> **Document excerpt**
— begin —

The recent world financial tsunami arouses unprecedented attention of financial institutions on credit risk. Especially for any credit-granting institution, such as commercial banks and certain retailers, the ability to discriminate good customers from bad ones is crucial to their profit (Yu, Wang & Lai, 2008). These institutions must balance risks as well as returns. A good credit risk assessment method can help them to grant loans to more creditable applicants, thus increase profits; it can also deny credit for the non-creditable applicants, so decrease losses. In recent years, credit scoring has been become one of the primary ways for credit-granting institutions to assess credit risk, improve cash flow, reduce possible risks and make managerial decisions (Huang, Chen & Wang, 2007).

— end —

Records:
— begin —

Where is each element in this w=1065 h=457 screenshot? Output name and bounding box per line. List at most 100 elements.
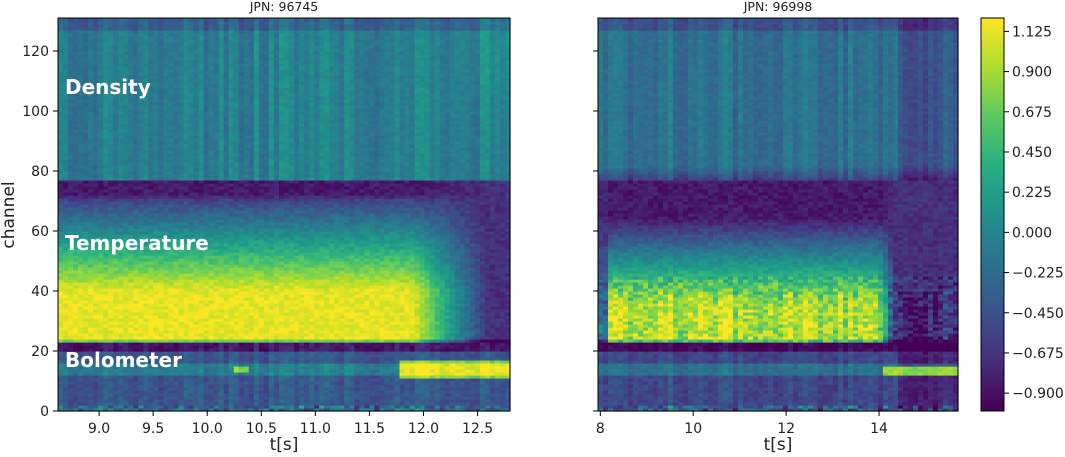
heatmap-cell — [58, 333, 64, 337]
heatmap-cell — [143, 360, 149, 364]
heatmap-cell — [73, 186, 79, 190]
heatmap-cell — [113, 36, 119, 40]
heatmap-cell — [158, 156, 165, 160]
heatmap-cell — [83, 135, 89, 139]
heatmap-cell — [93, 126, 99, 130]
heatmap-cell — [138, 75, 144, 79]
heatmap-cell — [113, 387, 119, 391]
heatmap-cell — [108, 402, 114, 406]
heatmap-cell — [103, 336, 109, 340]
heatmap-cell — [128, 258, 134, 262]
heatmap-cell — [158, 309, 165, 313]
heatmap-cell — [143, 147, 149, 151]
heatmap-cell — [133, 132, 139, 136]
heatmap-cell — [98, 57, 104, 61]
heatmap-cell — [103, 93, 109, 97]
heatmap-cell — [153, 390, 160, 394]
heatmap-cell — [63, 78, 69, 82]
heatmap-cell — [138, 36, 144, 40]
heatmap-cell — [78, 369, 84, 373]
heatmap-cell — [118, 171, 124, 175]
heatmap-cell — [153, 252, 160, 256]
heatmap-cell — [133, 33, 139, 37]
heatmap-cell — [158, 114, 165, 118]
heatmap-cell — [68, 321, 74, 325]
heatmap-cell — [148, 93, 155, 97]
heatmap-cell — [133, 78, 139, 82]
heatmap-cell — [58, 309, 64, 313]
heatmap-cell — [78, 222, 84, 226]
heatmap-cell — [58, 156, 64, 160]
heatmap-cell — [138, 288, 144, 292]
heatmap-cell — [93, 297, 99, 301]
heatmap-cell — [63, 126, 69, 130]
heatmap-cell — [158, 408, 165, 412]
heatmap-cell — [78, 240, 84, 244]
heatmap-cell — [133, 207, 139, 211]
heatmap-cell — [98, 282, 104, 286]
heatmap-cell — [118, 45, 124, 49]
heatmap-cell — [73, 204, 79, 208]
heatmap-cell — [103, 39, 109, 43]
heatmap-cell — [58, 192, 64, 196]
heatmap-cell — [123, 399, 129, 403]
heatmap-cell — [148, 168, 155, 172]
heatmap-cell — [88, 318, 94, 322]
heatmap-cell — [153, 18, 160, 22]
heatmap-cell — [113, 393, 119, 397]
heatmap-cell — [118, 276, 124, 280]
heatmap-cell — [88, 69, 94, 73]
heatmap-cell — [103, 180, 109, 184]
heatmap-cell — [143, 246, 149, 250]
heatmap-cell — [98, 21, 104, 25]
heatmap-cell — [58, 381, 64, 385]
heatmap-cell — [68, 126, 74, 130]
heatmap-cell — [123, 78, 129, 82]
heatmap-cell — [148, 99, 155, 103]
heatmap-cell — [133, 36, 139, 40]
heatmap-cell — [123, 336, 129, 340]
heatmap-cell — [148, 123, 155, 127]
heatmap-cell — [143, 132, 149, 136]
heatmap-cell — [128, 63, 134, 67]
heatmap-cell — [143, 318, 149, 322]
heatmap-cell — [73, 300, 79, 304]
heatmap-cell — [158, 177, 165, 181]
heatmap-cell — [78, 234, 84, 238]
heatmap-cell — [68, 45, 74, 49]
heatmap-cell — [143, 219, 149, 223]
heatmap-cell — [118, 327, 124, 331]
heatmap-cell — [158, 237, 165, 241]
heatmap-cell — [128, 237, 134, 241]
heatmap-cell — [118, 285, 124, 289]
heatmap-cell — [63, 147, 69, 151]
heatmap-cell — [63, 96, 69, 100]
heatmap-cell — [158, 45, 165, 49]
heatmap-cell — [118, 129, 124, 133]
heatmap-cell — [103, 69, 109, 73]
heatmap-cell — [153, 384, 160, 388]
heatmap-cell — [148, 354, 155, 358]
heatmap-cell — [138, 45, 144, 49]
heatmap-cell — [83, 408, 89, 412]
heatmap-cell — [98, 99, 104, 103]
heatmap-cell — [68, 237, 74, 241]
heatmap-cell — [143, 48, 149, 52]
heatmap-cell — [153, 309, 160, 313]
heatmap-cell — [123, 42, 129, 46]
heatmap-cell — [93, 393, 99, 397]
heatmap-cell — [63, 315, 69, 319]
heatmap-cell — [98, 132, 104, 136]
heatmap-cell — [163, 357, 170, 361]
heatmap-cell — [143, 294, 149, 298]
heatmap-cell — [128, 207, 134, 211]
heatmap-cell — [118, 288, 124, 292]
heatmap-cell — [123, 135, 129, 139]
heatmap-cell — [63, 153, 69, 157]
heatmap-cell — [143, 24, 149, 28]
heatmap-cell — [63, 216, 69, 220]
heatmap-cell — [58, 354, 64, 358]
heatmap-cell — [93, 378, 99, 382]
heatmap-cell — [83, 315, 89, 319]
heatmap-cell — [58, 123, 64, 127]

— end —

> **Exercise aim**
Summarize the passage on credit risk assessment in two sentences. The records come from a separate source.

> **Final answer**
The recent world financial tsunami has drawn unprecedented attention from financial institutions to credit risk, and for credit-granting institutions such as commercial banks and certain retailers, the ability to tell good customers from bad ones is crucial to profit. A good credit risk assessment method helps these institutions increase profits and decrease losses by granting loans to creditable applicants and denying them to non-creditable ones, and credit scoring has become one of their primary ways to assess credit risk and make managerial decisions.